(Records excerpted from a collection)
* * * *

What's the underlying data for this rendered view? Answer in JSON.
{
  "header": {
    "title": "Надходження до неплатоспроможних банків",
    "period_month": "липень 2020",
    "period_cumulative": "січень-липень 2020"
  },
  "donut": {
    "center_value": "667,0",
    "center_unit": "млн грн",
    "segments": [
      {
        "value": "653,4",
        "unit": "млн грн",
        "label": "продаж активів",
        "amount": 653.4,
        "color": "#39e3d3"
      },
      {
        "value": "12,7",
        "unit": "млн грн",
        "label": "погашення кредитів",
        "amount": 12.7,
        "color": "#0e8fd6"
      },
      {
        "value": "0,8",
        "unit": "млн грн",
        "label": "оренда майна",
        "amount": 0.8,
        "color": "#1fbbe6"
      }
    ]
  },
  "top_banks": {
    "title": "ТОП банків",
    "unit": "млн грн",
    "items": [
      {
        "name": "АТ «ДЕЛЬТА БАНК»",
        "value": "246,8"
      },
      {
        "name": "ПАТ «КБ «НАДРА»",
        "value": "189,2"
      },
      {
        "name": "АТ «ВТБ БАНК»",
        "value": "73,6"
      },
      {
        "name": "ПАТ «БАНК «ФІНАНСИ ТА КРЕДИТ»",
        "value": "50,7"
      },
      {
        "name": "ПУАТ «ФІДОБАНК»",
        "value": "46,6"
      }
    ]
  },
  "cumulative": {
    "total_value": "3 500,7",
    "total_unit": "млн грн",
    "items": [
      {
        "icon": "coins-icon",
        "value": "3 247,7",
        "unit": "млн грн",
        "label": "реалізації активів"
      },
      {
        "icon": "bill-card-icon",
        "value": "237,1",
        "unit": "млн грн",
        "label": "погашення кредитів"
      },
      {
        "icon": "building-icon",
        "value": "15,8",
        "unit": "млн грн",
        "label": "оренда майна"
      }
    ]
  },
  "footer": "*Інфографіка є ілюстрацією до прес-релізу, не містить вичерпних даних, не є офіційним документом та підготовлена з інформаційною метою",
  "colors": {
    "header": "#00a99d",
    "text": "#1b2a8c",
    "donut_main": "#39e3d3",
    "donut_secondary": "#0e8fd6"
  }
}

* * * *

[PROBLEM]:
Find the lines that include the string "label", then copy each of them.

[CORRECT RESULT]:
        "label": "продаж активів",
        "label": "погашення кредитів",
        "label": "оренда майна",
        "label": "реалізації активів"
        "label": "погашення кредитів"
        "label": "оренда майна"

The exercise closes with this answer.